### Exercise description
What follows is a listing to be transcribed exactly.
===== Source records =====
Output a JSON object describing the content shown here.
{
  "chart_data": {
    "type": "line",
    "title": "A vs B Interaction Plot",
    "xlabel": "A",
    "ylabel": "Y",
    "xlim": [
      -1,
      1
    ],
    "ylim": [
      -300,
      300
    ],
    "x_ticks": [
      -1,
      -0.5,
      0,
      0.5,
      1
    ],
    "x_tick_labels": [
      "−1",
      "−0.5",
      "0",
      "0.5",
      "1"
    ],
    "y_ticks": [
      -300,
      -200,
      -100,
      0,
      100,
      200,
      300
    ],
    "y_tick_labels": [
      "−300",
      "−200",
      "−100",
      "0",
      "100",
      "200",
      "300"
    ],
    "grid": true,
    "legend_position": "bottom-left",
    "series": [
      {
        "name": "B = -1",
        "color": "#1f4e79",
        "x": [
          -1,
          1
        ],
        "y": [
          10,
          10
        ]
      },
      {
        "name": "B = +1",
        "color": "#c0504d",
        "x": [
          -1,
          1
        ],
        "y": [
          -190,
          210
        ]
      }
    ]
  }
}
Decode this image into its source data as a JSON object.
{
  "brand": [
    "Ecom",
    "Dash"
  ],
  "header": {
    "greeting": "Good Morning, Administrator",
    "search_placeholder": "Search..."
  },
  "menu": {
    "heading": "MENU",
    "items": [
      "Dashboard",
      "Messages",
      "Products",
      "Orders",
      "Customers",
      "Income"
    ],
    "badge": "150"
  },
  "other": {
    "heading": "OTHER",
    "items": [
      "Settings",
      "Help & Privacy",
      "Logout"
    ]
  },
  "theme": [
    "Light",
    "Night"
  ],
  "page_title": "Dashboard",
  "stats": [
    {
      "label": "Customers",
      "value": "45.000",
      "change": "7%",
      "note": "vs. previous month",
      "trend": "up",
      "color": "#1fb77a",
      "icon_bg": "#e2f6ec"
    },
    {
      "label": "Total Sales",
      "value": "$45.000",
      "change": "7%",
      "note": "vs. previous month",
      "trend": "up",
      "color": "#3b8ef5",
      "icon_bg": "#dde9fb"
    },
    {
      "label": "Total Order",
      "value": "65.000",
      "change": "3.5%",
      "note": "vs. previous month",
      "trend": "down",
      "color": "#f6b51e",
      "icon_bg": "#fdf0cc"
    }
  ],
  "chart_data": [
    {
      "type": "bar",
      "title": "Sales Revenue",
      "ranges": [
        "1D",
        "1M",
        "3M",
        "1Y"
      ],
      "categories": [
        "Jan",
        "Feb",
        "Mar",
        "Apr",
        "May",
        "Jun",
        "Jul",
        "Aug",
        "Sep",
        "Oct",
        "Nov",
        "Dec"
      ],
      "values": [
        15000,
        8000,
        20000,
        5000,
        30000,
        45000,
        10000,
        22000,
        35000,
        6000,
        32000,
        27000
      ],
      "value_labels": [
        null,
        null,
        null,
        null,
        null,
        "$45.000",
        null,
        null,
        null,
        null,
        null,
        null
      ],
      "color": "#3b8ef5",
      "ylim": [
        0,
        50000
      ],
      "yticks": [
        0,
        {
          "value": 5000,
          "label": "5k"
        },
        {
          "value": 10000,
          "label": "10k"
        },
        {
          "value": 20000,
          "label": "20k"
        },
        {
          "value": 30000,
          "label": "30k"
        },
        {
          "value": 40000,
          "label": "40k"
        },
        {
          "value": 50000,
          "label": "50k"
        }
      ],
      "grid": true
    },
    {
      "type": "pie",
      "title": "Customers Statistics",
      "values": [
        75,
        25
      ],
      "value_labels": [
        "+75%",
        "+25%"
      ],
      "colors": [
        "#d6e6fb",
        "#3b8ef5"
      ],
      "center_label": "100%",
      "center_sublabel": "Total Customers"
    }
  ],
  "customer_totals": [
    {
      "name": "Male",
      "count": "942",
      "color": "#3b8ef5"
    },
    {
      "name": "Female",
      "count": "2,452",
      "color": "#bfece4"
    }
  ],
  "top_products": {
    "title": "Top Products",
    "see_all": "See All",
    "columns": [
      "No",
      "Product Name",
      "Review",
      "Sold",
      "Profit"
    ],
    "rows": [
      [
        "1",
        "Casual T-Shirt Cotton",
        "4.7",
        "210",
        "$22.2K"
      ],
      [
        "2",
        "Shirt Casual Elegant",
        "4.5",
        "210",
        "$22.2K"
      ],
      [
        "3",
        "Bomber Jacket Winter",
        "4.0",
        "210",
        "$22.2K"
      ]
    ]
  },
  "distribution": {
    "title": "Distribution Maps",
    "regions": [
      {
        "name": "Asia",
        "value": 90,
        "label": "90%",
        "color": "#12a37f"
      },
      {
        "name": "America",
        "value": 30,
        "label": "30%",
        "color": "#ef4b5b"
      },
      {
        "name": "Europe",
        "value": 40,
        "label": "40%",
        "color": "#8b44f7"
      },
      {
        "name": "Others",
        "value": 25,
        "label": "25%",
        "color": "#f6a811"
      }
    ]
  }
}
=====
### Answer for this exercise
Output a JSON object describing the content shown here.
{
  "chart_data": {
    "type": "line",
    "title": "A vs B Interaction Plot",
    "xlabel": "A",
    "ylabel": "Y",
    "xlim": [
      -1,
      1
    ],
    "ylim": [
      -300,
      300
    ],
    "x_ticks": [
      -1,
      -0.5,
      0,
      0.5,
      1
    ],
    "x_tick_labels": [
      "−1",
      "−0.5",
      "0",
      "0.5",
      "1"
    ],
    "y_ticks": [
      -300,
      -200,
      -100,
      0,
      100,
      200,
      300
    ],
    "y_tick_labels": [
      "−300",
      "−200",
      "−100",
      "0",
      "100",
      "200",
      "300"
    ],
    "grid": true,
    "legend_position": "bottom-left",
    "series": [
      {
        "name": "B = -1",
        "color": "#1f4e79",
        "x": [
          -1,
          1
        ],
        "y": [
          10,
          10
        ]
      },
      {
        "name": "B = +1",
        "color": "#c0504d",
        "x": [
          -1,
          1
        ],
        "y": [
          -190,
          210
        ]
      }
    ]
  }
}
Decode this image into its source data as a JSON object.
{
  "brand": [
    "Ecom",
    "Dash"
  ],
  "header": {
    "greeting": "Good Morning, Administrator",
    "search_placeholder": "Search..."
  },
  "menu": {
    "heading": "MENU",
    "items": [
      "Dashboard",
      "Messages",
      "Products",
      "Orders",
      "Customers",
      "Income"
    ],
    "badge": "150"
  },
  "other": {
    "heading": "OTHER",
    "items": [
      "Settings",
      "Help & Privacy",
      "Logout"
    ]
  },
  "theme": [
    "Light",
    "Night"
  ],
  "page_title": "Dashboard",
  "stats": [
    {
      "label": "Customers",
      "value": "45.000",
      "change": "7%",
      "note": "vs. previous month",
      "trend": "up",
      "color": "#1fb77a",
      "icon_bg": "#e2f6ec"
    },
    {
      "label": "Total Sales",
      "value": "$45.000",
      "change": "7%",
      "note": "vs. previous month",
      "trend": "up",
      "color": "#3b8ef5",
      "icon_bg": "#dde9fb"
    },
    {
      "label": "Total Order",
      "value": "65.000",
      "change": "3.5%",
      "note": "vs. previous month",
      "trend": "down",
      "color": "#f6b51e",
      "icon_bg": "#fdf0cc"
    }
  ],
  "chart_data": [
    {
      "type": "bar",
      "title": "Sales Revenue",
      "ranges": [
        "1D",
        "1M",
        "3M",
        "1Y"
      ],
      "categories": [
        "Jan",
        "Feb",
        "Mar",
        "Apr",
        "May",
        "Jun",
        "Jul",
        "Aug",
        "Sep",
        "Oct",
        "Nov",
        "Dec"
      ],
      "values": [
        15000,
        8000,
        20000,
        5000,
        30000,
        45000,
        10000,
        22000,
        35000,
        6000,
        32000,
        27000
      ],
      "value_labels": [
        null,
        null,
        null,
        null,
        null,
        "$45.000",
        null,
        null,
        null,
        null,
        null,
        null
      ],
      "color": "#3b8ef5",
      "ylim": [
        0,
        50000
      ],
      "yticks": [
        0,
        {
          "value": 5000,
          "label": "5k"
        },
        {
          "value": 10000,
          "label": "10k"
        },
        {
          "value": 20000,
          "label": "20k"
        },
        {
          "value": 30000,
          "label": "30k"
        },
        {
          "value": 40000,
          "label": "40k"
        },
        {
          "value": 50000,
          "label": "50k"
        }
      ],
      "grid": true
    },
    {
      "type": "pie",
      "title": "Customers Statistics",
      "values": [
        75,
        25
      ],
      "value_labels": [
        "+75%",
        "+25%"
      ],
      "colors": [
        "#d6e6fb",
        "#3b8ef5"
      ],
      "center_label": "100%",
      "center_sublabel": "Total Customers"
    }
  ],
  "customer_totals": [
    {
      "name": "Male",
      "count": "942",
      "color": "#3b8ef5"
    },
    {
      "name": "Female",
      "count": "2,452",
      "color": "#bfece4"
    }
  ],
  "top_products": {
    "title": "Top Products",
    "see_all": "See All",
    "columns": [
      "No",
      "Product Name",
      "Review",
      "Sold",
      "Profit"
    ],
    "rows": [
      [
        "1",
        "Casual T-Shirt Cotton",
        "4.7",
        "210",
        "$22.2K"
      ],
      [
        "2",
        "Shirt Casual Elegant",
        "4.5",
        "210",
        "$22.2K"
      ],
      [
        "3",
        "Bomber Jacket Winter",
        "4.0",
        "210",
        "$22.2K"
      ]
    ]
  },
  "distribution": {
    "title": "Distribution Maps",
    "regions": [
      {
        "name": "Asia",
        "value": 90,
        "label": "90%",
        "color": "#12a37f"
      },
      {
        "name": "America",
        "value": 30,
        "label": "30%",
        "color": "#ef4b5b"
      },
      {
        "name": "Europe",
        "value": 40,
        "label": "40%",
        "color": "#8b44f7"
      },
      {
        "name": "Others",
        "value": 25,
        "label": "25%",
        "color": "#f6a811"
      }
    ]
  }
}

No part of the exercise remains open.